Collected data entries
● ● ● ● ●

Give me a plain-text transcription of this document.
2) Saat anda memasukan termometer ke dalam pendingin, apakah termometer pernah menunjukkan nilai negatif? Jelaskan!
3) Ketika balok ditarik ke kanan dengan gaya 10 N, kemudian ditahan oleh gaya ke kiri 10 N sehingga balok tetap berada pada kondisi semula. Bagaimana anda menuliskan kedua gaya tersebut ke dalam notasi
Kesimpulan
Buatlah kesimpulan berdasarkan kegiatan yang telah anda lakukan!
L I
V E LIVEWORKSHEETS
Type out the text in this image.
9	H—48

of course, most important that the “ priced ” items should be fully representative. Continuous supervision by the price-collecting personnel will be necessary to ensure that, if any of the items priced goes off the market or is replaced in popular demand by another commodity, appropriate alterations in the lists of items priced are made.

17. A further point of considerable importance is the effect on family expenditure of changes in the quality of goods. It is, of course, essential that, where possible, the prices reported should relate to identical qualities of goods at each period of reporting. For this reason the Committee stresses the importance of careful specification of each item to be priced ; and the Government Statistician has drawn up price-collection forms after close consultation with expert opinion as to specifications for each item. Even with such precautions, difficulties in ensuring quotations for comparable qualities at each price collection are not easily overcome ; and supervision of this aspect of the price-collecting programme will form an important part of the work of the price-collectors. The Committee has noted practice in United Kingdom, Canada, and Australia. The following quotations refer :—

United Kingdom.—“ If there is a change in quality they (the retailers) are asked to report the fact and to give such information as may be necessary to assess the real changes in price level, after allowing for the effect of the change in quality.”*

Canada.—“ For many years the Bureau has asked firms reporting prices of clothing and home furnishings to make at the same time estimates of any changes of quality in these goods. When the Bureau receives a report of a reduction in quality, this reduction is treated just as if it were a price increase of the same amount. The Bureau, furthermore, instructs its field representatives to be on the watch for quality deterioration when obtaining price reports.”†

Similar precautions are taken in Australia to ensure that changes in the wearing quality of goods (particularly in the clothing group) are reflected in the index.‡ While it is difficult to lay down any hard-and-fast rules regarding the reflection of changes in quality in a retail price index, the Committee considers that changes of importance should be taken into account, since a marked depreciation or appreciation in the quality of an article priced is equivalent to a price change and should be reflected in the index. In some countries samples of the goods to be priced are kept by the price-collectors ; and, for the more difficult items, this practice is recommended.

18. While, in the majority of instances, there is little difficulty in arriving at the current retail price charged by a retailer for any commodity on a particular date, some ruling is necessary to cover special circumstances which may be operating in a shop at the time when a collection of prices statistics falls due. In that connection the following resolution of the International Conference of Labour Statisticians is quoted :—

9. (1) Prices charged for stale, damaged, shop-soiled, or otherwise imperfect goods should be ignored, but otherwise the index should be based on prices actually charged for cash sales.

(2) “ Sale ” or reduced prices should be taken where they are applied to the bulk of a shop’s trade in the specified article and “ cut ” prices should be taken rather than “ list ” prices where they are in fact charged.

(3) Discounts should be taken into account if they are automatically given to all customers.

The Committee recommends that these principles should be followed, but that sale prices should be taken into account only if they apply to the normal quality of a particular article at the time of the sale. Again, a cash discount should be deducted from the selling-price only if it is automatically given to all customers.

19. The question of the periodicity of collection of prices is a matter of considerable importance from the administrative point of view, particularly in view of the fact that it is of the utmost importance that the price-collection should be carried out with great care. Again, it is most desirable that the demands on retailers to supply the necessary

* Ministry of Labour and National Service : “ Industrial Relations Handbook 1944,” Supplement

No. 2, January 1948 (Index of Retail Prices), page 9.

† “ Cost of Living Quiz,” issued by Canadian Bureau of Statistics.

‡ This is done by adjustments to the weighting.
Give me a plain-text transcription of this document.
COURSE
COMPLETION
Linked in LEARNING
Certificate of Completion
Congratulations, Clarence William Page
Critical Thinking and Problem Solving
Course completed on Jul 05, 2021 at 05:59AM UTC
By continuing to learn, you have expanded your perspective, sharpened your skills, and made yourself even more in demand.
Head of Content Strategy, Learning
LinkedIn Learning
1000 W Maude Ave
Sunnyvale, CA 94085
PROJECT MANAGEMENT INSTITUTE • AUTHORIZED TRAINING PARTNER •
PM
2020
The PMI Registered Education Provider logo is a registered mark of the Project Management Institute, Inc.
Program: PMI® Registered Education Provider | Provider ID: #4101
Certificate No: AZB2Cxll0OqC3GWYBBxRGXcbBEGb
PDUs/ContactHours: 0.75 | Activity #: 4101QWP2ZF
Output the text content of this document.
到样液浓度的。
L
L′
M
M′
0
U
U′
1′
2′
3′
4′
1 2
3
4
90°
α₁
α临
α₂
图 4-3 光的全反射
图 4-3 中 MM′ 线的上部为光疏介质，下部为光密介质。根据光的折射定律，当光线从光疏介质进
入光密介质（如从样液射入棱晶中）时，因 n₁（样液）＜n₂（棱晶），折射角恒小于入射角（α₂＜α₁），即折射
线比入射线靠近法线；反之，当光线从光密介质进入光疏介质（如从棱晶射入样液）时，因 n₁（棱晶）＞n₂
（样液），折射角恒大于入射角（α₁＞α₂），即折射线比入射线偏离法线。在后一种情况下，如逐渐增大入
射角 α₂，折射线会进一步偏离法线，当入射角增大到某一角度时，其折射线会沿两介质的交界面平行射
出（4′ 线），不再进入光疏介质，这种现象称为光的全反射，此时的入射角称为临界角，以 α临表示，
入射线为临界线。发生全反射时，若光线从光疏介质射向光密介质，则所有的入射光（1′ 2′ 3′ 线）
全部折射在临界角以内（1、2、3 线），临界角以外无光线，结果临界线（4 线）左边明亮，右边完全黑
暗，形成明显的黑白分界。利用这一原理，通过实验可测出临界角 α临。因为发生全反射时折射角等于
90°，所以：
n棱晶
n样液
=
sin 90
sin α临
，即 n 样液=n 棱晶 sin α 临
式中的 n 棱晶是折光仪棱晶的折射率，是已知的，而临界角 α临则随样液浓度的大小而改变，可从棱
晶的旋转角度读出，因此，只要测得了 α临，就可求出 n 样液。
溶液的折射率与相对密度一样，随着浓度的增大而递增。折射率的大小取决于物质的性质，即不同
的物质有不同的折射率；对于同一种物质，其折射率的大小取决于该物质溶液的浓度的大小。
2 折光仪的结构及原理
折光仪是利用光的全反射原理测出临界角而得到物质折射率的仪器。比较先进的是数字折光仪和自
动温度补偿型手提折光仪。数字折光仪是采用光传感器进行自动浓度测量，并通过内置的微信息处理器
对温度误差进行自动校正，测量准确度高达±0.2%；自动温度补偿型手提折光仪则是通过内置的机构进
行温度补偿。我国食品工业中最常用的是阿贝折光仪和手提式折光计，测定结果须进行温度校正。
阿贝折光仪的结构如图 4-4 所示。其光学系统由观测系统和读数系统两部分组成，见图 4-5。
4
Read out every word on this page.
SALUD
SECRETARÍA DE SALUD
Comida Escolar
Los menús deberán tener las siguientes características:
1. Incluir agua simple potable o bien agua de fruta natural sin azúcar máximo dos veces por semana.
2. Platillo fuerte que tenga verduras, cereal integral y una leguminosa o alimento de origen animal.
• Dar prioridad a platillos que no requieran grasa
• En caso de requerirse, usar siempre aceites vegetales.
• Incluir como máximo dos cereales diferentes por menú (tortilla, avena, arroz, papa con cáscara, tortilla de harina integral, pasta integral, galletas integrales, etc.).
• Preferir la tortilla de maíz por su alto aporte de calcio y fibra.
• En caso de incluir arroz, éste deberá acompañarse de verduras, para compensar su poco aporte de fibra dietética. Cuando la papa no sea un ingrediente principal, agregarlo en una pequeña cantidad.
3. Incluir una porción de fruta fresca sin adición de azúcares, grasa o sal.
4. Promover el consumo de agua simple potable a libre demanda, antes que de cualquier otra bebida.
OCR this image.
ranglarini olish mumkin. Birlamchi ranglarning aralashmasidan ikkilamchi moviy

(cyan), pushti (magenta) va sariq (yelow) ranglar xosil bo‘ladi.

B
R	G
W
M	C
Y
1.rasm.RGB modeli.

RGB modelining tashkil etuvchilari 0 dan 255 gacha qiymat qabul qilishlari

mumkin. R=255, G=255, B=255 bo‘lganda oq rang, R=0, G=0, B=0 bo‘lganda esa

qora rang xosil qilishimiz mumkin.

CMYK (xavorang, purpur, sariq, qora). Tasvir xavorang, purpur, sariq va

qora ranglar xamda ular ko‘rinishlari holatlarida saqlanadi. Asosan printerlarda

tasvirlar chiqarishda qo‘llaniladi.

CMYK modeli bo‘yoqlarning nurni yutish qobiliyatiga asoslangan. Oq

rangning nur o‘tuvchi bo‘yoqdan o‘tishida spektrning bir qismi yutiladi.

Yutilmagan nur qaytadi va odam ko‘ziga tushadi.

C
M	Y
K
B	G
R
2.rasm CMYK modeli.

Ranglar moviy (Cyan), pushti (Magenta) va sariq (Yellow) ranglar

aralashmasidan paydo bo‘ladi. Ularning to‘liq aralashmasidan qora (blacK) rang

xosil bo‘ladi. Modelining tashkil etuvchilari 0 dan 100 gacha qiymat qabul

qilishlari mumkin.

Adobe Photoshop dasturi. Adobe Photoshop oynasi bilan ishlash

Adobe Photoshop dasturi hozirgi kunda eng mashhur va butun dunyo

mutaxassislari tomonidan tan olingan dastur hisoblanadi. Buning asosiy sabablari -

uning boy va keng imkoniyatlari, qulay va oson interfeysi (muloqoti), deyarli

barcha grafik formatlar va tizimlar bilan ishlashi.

● ● ● ● ●

**TASK:** From the entries above, extract each line containing "xosil".

**ANSWER TO THIS TASK:**
(cyan), pushti (magenta) va sariq (yelow) ranglar xosil bo‘ladi.
qora rang xosil qilishimiz mumkin.
xosil bo‘ladi. Modelining tashkil etuvchilari 0 dan 100 gacha qiymat qabul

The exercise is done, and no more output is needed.